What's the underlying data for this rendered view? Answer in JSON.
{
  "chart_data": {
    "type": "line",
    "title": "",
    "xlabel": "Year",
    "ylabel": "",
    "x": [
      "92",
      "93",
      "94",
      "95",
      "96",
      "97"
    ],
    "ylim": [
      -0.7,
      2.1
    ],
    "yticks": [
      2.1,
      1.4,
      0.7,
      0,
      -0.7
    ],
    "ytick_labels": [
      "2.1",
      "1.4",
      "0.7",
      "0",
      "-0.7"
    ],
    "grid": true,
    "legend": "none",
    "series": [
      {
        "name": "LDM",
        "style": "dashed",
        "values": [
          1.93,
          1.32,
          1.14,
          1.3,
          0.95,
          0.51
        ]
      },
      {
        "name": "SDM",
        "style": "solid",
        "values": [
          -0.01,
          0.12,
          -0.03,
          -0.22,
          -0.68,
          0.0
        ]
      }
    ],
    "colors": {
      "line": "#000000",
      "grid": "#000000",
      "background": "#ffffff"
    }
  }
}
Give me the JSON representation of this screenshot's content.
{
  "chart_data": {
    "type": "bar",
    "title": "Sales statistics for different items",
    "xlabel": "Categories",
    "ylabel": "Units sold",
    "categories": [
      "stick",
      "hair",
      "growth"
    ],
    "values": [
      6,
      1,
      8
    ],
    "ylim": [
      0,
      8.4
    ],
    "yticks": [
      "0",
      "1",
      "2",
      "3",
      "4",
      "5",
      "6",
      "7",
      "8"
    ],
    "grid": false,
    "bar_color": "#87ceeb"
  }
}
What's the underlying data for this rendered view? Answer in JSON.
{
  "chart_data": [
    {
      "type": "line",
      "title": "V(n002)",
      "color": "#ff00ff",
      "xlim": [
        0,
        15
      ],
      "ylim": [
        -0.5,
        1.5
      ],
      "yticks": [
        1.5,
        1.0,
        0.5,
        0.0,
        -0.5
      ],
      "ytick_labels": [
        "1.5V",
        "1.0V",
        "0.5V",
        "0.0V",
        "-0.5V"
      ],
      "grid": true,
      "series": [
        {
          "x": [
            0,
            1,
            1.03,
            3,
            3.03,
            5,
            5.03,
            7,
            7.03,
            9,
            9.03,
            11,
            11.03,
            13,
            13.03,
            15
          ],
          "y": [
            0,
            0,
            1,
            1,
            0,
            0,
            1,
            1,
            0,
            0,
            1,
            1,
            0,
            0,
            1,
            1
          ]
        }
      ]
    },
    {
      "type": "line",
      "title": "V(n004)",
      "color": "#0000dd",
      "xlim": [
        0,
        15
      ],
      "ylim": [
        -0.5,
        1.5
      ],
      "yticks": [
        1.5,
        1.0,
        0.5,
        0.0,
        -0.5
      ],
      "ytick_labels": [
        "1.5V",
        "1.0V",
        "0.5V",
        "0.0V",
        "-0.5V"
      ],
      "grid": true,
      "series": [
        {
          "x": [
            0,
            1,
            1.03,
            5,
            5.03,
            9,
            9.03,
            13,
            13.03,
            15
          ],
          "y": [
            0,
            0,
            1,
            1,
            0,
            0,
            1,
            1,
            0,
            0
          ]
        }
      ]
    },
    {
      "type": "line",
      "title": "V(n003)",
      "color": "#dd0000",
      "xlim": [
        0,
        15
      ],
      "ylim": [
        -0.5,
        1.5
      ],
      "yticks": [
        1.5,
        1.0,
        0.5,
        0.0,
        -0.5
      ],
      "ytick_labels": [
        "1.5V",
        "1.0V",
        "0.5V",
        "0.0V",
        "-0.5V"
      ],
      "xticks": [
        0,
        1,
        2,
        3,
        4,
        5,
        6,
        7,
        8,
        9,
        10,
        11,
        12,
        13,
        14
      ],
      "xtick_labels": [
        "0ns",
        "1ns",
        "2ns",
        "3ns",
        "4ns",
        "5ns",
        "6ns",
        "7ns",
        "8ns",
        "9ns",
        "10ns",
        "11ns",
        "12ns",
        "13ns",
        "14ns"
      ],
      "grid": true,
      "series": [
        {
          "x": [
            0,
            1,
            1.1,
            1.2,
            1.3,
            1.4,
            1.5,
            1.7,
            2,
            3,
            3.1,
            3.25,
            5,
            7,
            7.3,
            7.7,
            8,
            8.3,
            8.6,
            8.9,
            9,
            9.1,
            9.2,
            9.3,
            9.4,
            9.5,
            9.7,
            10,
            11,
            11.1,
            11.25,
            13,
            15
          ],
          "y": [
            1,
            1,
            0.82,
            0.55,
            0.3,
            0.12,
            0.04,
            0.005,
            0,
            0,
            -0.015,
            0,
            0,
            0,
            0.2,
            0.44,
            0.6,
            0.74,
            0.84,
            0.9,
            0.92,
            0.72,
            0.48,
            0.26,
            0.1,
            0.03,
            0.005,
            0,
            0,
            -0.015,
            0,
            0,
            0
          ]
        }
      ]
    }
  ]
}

=-=-=-=-=

### Given exercise
Pull every line containing "title" from the material above.

### Exercise answer
    "title": "",
    "title": "Sales statistics for different items",
      "title": "V(n002)",
      "title": "V(n004)",
      "title": "V(n003)",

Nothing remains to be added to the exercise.